● **Prompt**
Transcribe the records that follow. Keep every word exactly, and drop the pictures.

● **Data**
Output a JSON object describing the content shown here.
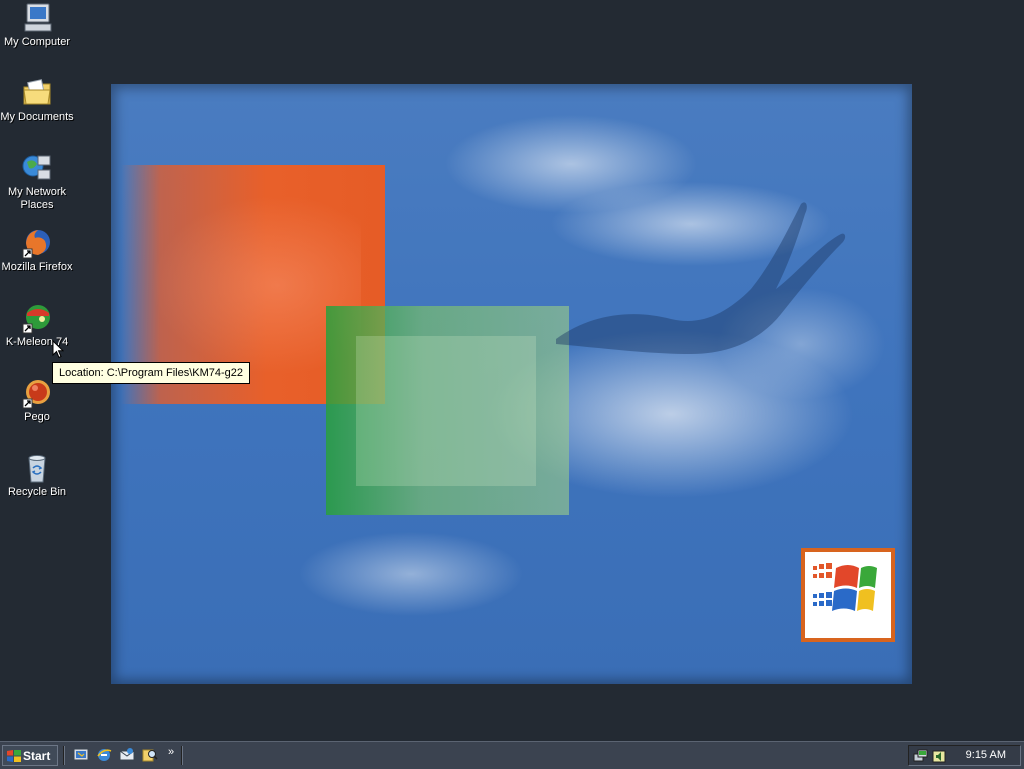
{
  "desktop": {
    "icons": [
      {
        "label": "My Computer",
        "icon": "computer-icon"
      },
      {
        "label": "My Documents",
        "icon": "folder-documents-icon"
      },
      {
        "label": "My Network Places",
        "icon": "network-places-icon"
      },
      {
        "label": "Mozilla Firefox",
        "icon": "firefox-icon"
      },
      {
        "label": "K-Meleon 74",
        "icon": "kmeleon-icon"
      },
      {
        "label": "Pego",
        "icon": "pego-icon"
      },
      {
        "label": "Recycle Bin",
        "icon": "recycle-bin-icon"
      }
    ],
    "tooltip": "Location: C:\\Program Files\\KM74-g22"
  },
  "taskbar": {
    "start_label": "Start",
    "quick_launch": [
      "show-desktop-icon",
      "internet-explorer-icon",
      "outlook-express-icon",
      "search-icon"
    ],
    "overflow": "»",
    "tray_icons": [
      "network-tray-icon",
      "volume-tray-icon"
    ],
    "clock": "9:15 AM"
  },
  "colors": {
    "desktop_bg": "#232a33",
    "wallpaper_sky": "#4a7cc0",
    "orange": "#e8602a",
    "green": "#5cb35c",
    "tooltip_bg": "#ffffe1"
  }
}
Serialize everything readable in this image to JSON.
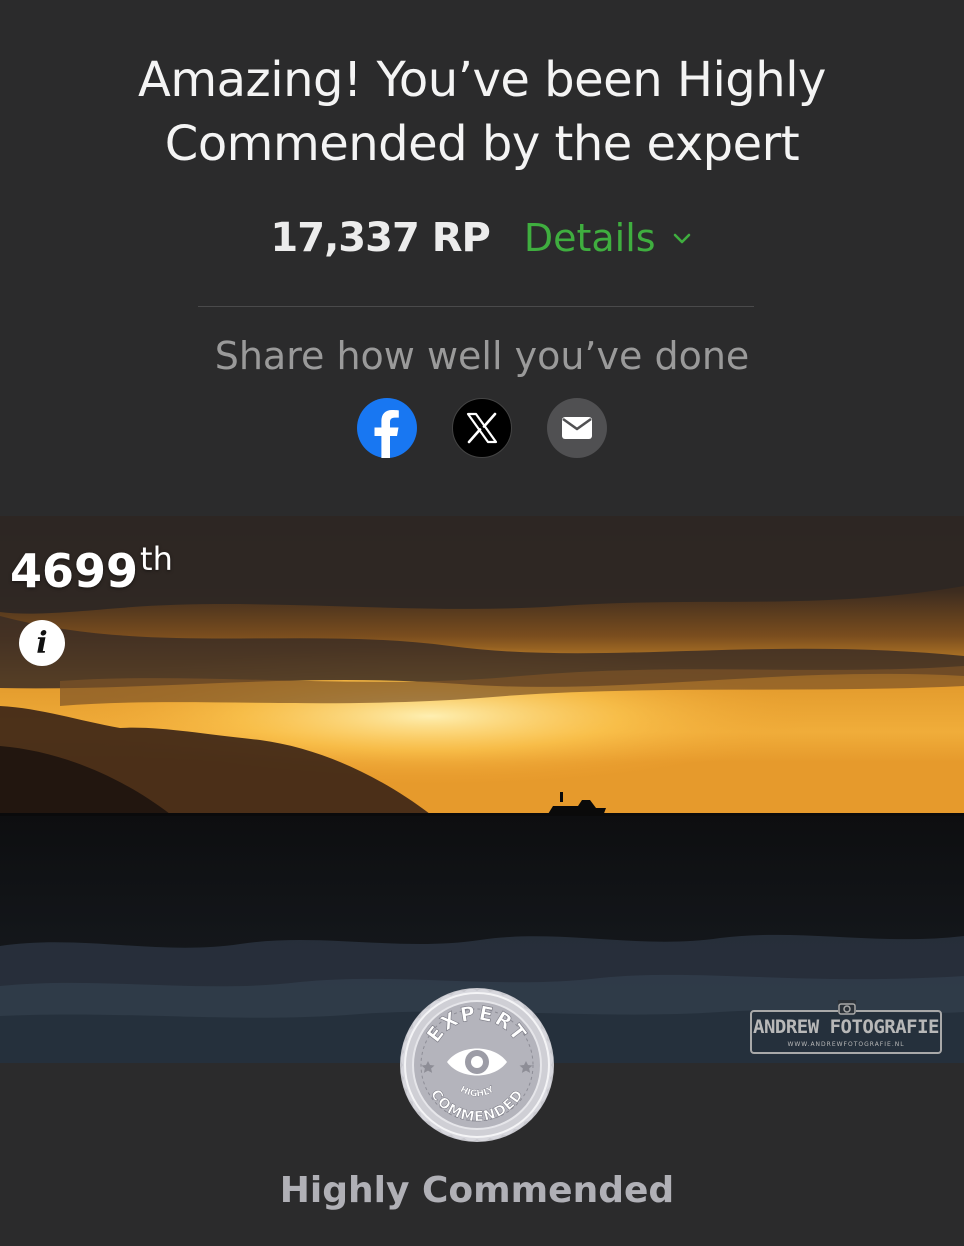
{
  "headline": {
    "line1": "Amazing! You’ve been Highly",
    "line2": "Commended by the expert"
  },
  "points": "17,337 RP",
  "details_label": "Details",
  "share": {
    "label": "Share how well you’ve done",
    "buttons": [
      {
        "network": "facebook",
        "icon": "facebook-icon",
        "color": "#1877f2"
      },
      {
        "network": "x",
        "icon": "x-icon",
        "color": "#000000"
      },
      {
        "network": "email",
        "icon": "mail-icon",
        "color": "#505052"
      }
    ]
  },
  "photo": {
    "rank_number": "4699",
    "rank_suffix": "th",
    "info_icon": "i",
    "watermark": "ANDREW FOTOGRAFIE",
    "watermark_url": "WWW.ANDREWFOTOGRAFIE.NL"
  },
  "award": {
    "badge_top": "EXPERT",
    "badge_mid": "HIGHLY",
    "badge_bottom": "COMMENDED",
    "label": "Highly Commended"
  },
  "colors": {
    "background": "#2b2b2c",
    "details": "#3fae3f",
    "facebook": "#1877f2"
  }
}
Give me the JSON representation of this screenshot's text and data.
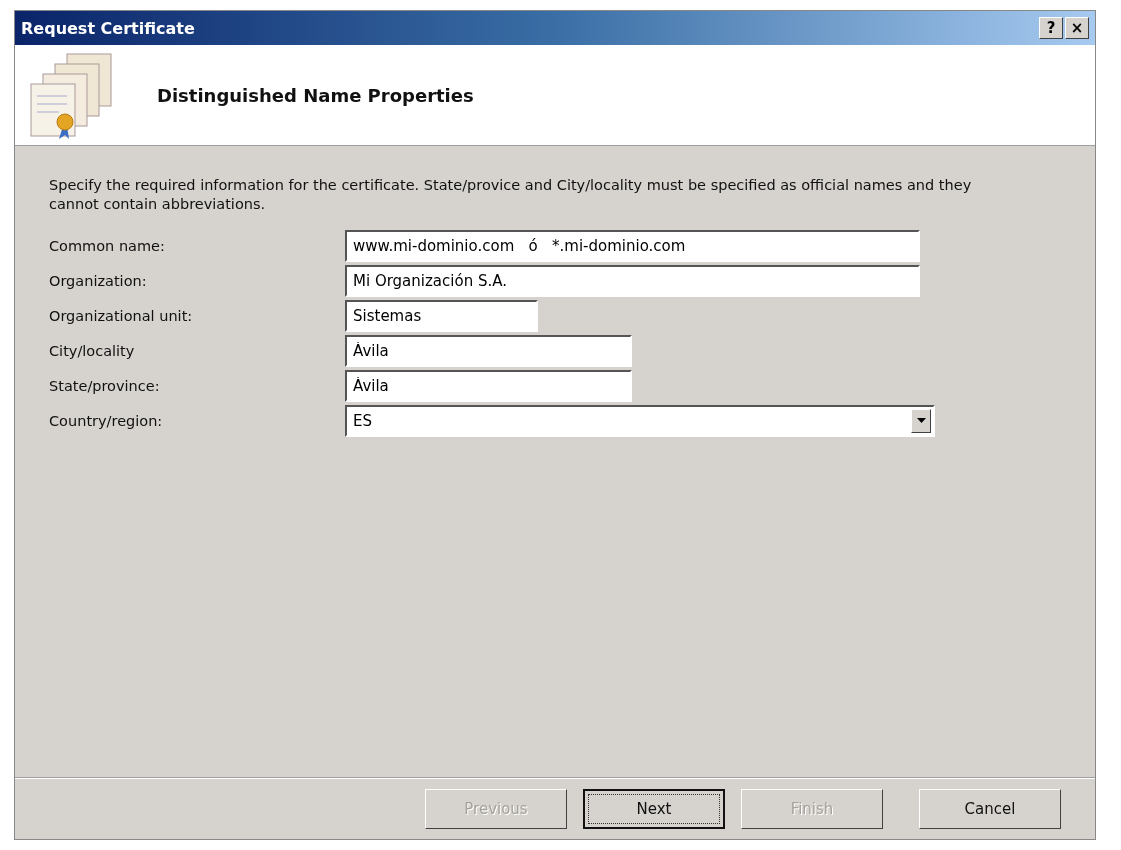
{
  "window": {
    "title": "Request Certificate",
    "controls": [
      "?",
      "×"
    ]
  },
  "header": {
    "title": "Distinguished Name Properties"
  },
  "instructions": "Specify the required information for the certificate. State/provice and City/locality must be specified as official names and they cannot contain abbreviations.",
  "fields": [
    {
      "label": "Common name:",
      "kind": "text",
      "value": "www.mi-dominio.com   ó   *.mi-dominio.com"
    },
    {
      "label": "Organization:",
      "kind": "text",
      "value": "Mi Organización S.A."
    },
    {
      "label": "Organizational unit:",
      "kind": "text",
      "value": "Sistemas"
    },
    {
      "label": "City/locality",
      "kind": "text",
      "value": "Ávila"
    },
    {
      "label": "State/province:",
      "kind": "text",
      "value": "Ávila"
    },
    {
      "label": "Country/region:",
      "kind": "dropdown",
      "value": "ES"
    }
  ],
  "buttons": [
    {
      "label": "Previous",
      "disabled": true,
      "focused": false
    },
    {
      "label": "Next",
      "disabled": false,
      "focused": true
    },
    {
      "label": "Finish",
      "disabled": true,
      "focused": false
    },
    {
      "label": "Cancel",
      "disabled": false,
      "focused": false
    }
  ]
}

● **Exercise output**
Output a JSON object describing the content shown here.
{
  "desktop": {
    "icons": [
      {
        "label": "My Computer",
        "icon": "computer-icon"
      },
      {
        "label": "My Documents",
        "icon": "folder-documents-icon"
      },
      {
        "label": "My Network Places",
        "icon": "network-places-icon"
      },
      {
        "label": "Mozilla Firefox",
        "icon": "firefox-icon"
      },
      {
        "label": "K-Meleon 74",
        "icon": "kmeleon-icon"
      },
      {
        "label": "Pego",
        "icon": "pego-icon"
      },
      {
        "label": "Recycle Bin",
        "icon": "recycle-bin-icon"
      }
    ],
    "tooltip": "Location: C:\\Program Files\\KM74-g22"
  },
  "taskbar": {
    "start_label": "Start",
    "quick_launch": [
      "show-desktop-icon",
      "internet-explorer-icon",
      "outlook-express-icon",
      "search-icon"
    ],
    "overflow": "»",
    "tray_icons": [
      "network-tray-icon",
      "volume-tray-icon"
    ],
    "clock": "9:15 AM"
  },
  "colors": {
    "desktop_bg": "#232a33",
    "wallpaper_sky": "#4a7cc0",
    "orange": "#e8602a",
    "green": "#5cb35c",
    "tooltip_bg": "#ffffe1"
  }
}
Serialize everything readable in this image to JSON.
{
  "headline": {
    "line1": "Amazing! You’ve been Highly",
    "line2": "Commended by the expert"
  },
  "points": "17,337 RP",
  "details_label": "Details",
  "share": {
    "label": "Share how well you’ve done",
    "buttons": [
      {
        "network": "facebook",
        "icon": "facebook-icon",
        "color": "#1877f2"
      },
      {
        "network": "x",
        "icon": "x-icon",
        "color": "#000000"
      },
      {
        "network": "email",
        "icon": "mail-icon",
        "color": "#505052"
      }
    ]
  },
  "photo": {
    "rank_number": "4699",
    "rank_suffix": "th",
    "info_icon": "i",
    "watermark": "ANDREW FOTOGRAFIE",
    "watermark_url": "WWW.ANDREWFOTOGRAFIE.NL"
  },
  "award": {
    "badge_top": "EXPERT",
    "badge_mid": "HIGHLY",
    "badge_bottom": "COMMENDED",
    "label": "Highly Commended"
  },
  "colors": {
    "background": "#2b2b2c",
    "details": "#3fae3f",
    "facebook": "#1877f2"
  }
}
Give me the JSON representation of this screenshot's text and data.
{
  "window": {
    "title": "Request Certificate",
    "controls": [
      "?",
      "×"
    ]
  },
  "header": {
    "title": "Distinguished Name Properties"
  },
  "instructions": "Specify the required information for the certificate. State/provice and City/locality must be specified as official names and they cannot contain abbreviations.",
  "fields": [
    {
      "label": "Common name:",
      "kind": "text",
      "value": "www.mi-dominio.com   ó   *.mi-dominio.com"
    },
    {
      "label": "Organization:",
      "kind": "text",
      "value": "Mi Organización S.A."
    },
    {
      "label": "Organizational unit:",
      "kind": "text",
      "value": "Sistemas"
    },
    {
      "label": "City/locality",
      "kind": "text",
      "value": "Ávila"
    },
    {
      "label": "State/province:",
      "kind": "text",
      "value": "Ávila"
    },
    {
      "label": "Country/region:",
      "kind": "dropdown",
      "value": "ES"
    }
  ],
  "buttons": [
    {
      "label": "Previous",
      "disabled": true,
      "focused": false
    },
    {
      "label": "Next",
      "disabled": false,
      "focused": true
    },
    {
      "label": "Finish",
      "disabled": true,
      "focused": false
    },
    {
      "label": "Cancel",
      "disabled": false,
      "focused": false
    }
  ]
}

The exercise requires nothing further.